==== RAW DATA ====
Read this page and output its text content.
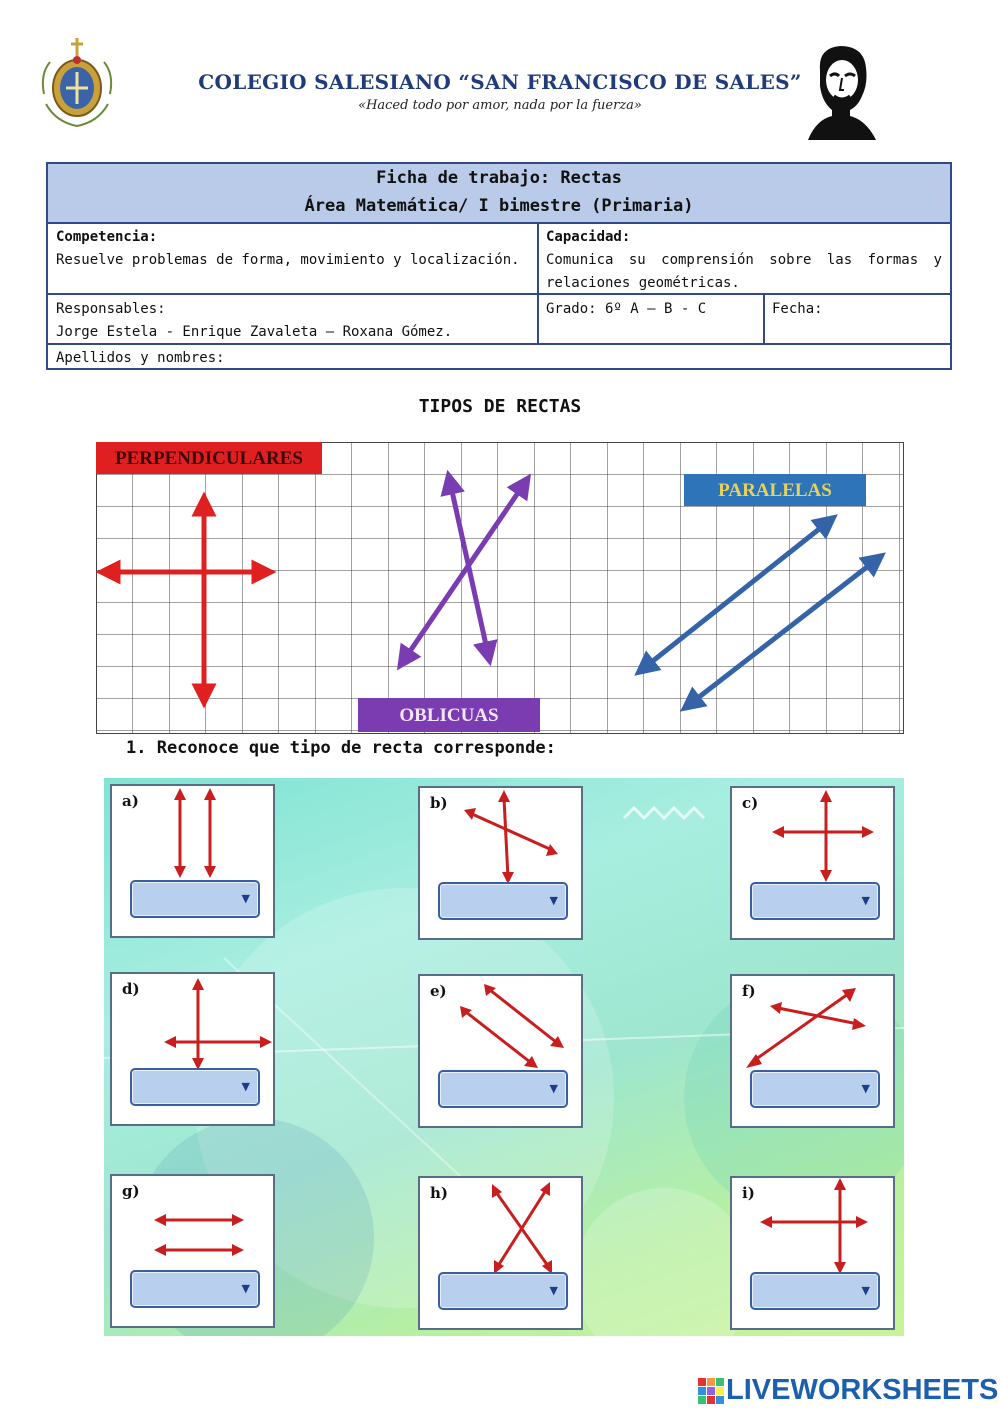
COLEGIO SALESIANO “SAN FRANCISCO DE SALES”
«Haced todo por amor, nada por la fuerza»
Ficha de trabajo: Rectas
Área Matemática/ I bimestre (Primaria)
Competencia:
Resuelve problemas de forma, movimiento y localización.
Capacidad:
Comunica su comprensión sobre las formas y
relaciones geométricas.
Responsables:
Jorge Estela - Enrique Zavaleta – Roxana Gómez.
Grado: 6º A – B - C	Fecha:
Apellidos y nombres:
TIPOS DE RECTAS
PERPENDICULARES
PARALELAS
OBLICUAS
1. Reconoce que tipo de recta corresponde:
a)
▼
b)
▼
c)
▼
d)
▼
e)
▼
f)
▼
g)
▼
h)
▼
i)
▼
LIVEWORKSHEETS
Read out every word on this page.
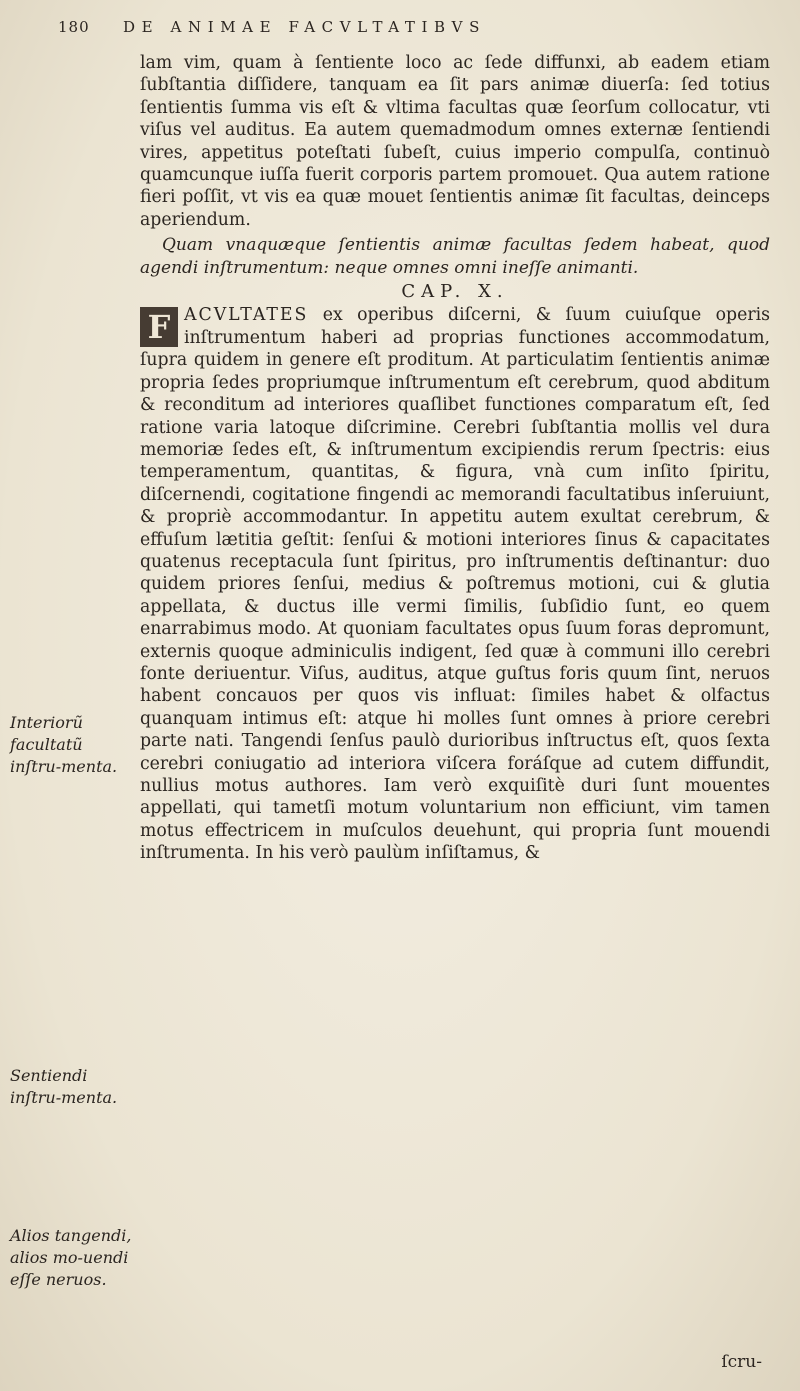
180 DE ANIMAE FACVLTATIBVS
Interiorũ facultatũ inſtru-menta.
Sentiendi inſtru-menta.
Alios tangendi, alios mo-uendi eſſe neruos.

lam vim, quam à ſentiente loco ac ſede diffunxi, ab eadem etiam ſubſtantia diſſidere, tanquam ea ſit pars animæ diuerſa: ſed totius ſentientis ſumma vis eſt & vltima facultas quæ ſeorſum collocatur, vti viſus vel auditus. Ea autem quemadmodum omnes externæ ſentiendi vires, appetitus poteſtati ſubeſt, cuius imperio compulſa, continuò quamcunque iuſſa fuerit corporis partem promouet. Qua autem ratione fieri poſſit, vt vis ea quæ mouet ſentientis animæ ſit facultas, deinceps aperiendum.

Quam vnaquæque ſentientis animæ facultas ſedem habeat, quod agendi inſtrumentum: neque omnes omni ineſſe animanti.

CAP. X.

F ACVLTATES ex operibus diſcerni, & ſuum cuiuſque operis inſtrumentum haberi ad proprias functiones accommodatum, ſupra quidem in genere eſt proditum. At particulatim ſentientis animæ propria ſedes propriumque inſtrumentum eſt cerebrum, quod abditum & reconditum ad interiores quaſlibet functiones comparatum eſt, ſed ratione varia latoque diſcrimine. Cerebri ſubſtantia mollis vel dura memoriæ ſedes eſt, & inſtrumentum excipiendis rerum ſpectris: eius temperamentum, quantitas, & figura, vnà cum inſito ſpiritu, diſcernendi, cogitatione fingendi ac memorandi facultatibus inſeruiunt, & propriè accommodantur. In appetitu autem exultat cerebrum, & effuſum lætitia geſtit: ſenſui & motioni interiores ſinus & capacitates quatenus receptacula ſunt ſpiritus, pro inſtrumentis deſtinantur: duo quidem priores ſenſui, medius & poſtremus motioni, cui & glutia appellata, & ductus ille vermi ſimilis, ſubſidio ſunt, eo quem enarrabimus modo. At quoniam facultates opus ſuum foras depromunt, externis quoque adminiculis indigent, ſed quæ à communi illo cerebri fonte deriuentur. Viſus, auditus, atque guſtus foris quum ſint, neruos habent concauos per quos vis influat: ſimiles habet & olfactus quanquam intimus eſt: atque hi molles ſunt omnes à priore cerebri parte nati. Tangendi ſenſus paulò durioribus inſtructus eſt, quos ſexta cerebri coniugatio ad interiora viſcera foráſque ad cutem diffundit, nullius motus authores. Iam verò exquiſitè duri ſunt mouentes appellati, qui tametſi motum voluntarium non efficiunt, vim tamen motus effectricem in muſculos deuehunt, qui propria ſunt mouendi inſtrumenta. In his verò paulùm inſiſtamus, &

ſcru-
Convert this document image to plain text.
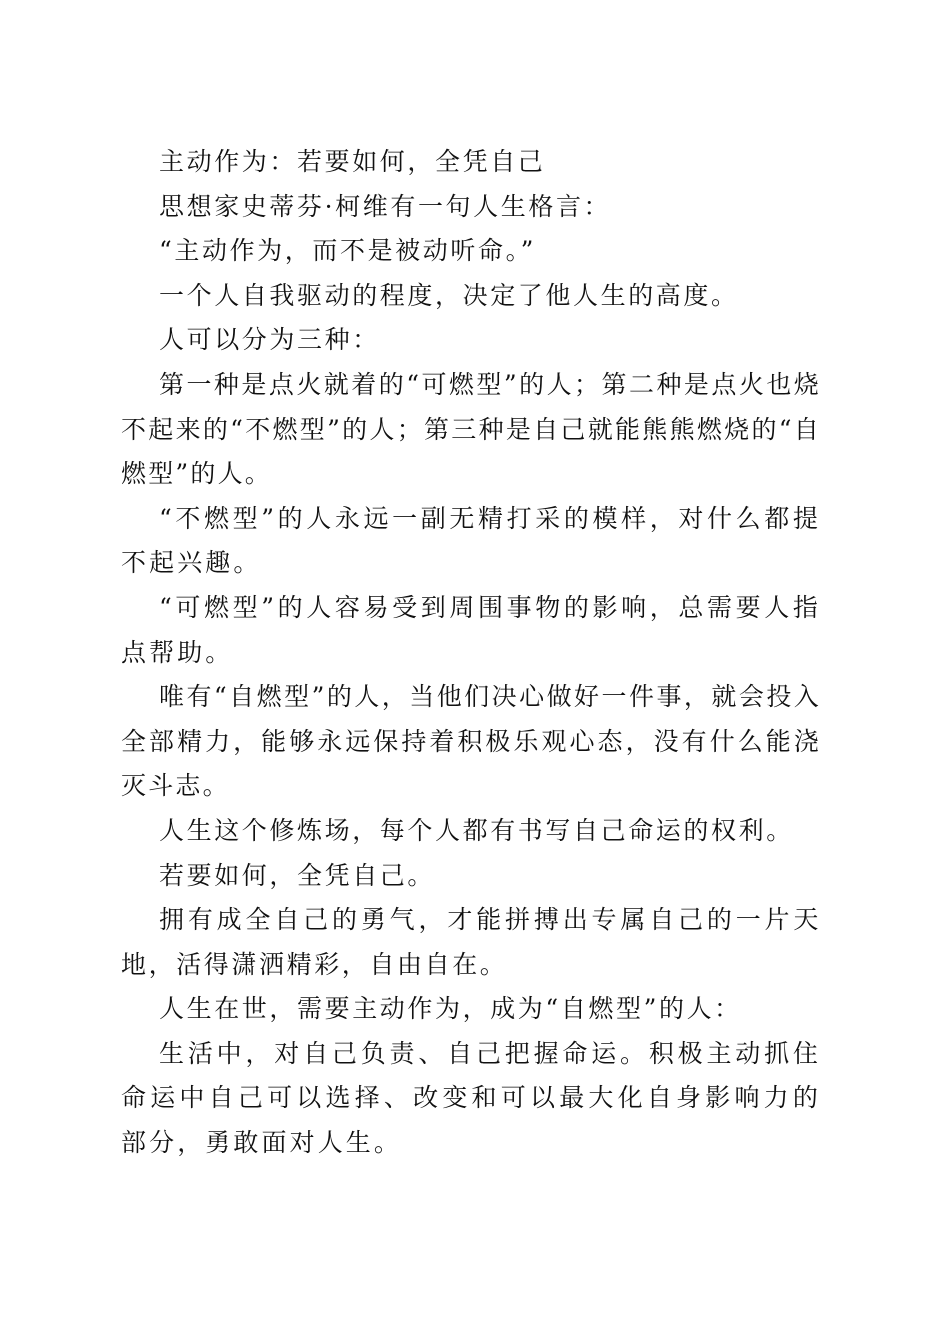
主动作为：若要如何，全凭自己

思想家史蒂芬·柯维有一句人生格言：

“主动作为，而不是被动听命。”

一个人自我驱动的程度，决定了他人生的高度。

人可以分为三种：

第一种是点火就着的“可燃型”的人；第二种是点火也烧不起来的“不燃型”的人；第三种是自己就能熊熊燃烧的“自燃型”的人。

“不燃型”的人永远一副无精打采的模样，对什么都提不起兴趣。

“可燃型”的人容易受到周围事物的影响，总需要人指点帮助。

唯有“自燃型”的人，当他们决心做好一件事，就会投入全部精力，能够永远保持着积极乐观心态，没有什么能浇灭斗志。

人生这个修炼场，每个人都有书写自己命运的权利。

若要如何，全凭自己。

拥有成全自己的勇气，才能拼搏出专属自己的一片天地，活得潇洒精彩，自由自在。

人生在世，需要主动作为，成为“自燃型”的人：

生活中，对自己负责、自己把握命运。积极主动抓住命运中自己可以选择、改变和可以最大化自身影响力的部分，勇敢面对人生。
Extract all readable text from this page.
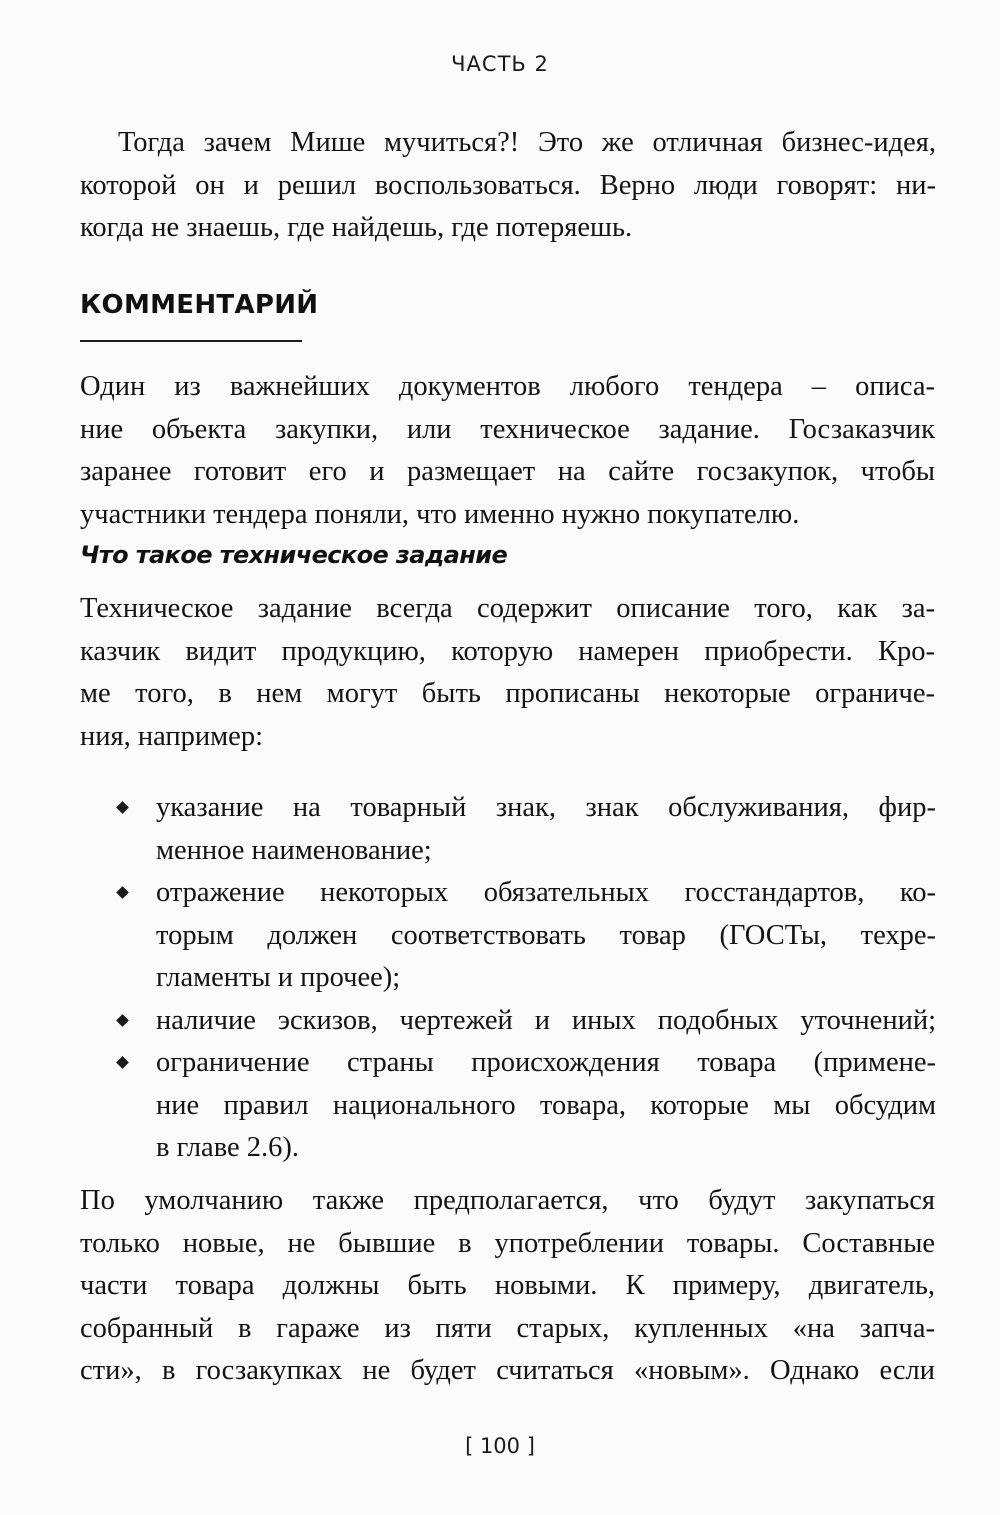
ЧАСТЬ 2
Тогда зачем Мише мучиться?! Это же отличная бизнес-идея,
которой он и решил воспользоваться. Верно люди говорят: ни-
когда не знаешь, где найдешь, где потеряешь.
КОММЕНТАРИЙ
Один из важнейших документов любого тендера – описа-
ние объекта закупки, или техническое задание. Госзаказчик
заранее готовит его и размещает на сайте госзакупок, чтобы
участники тендера поняли, что именно нужно покупателю.
Что такое техническое задание
Техническое задание всегда содержит описание того, как за-
казчик видит продукцию, которую намерен приобрести. Кро-
ме того, в нем могут быть прописаны некоторые ограниче-
ния, например:
указание на товарный знак, знак обслуживания, фир-
менное наименование;
отражение некоторых обязательных госстандартов, ко-
торым должен соответствовать товар (ГОСТы, техре-
гламенты и прочее);
наличие эскизов, чертежей и иных подобных уточнений;
ограничение страны происхождения товара (примене-
ние правил национального товара, которые мы обсудим
в главе 2.6).
По умолчанию также предполагается, что будут закупаться
только новые, не бывшие в употреблении товары. Составные
части товара должны быть новыми. К примеру, двигатель,
собранный в гараже из пяти старых, купленных «на запча-
сти», в госзакупках не будет считаться «новым». Однако если
[ 100 ]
====
* _PROMPT_
Go through the material and copy out every line with "this" in it.

* _SOLUTION_
Read this page and output its text content.
Read out every word on this page.
Convert this document image to plain text.
Extract all readable text from this page.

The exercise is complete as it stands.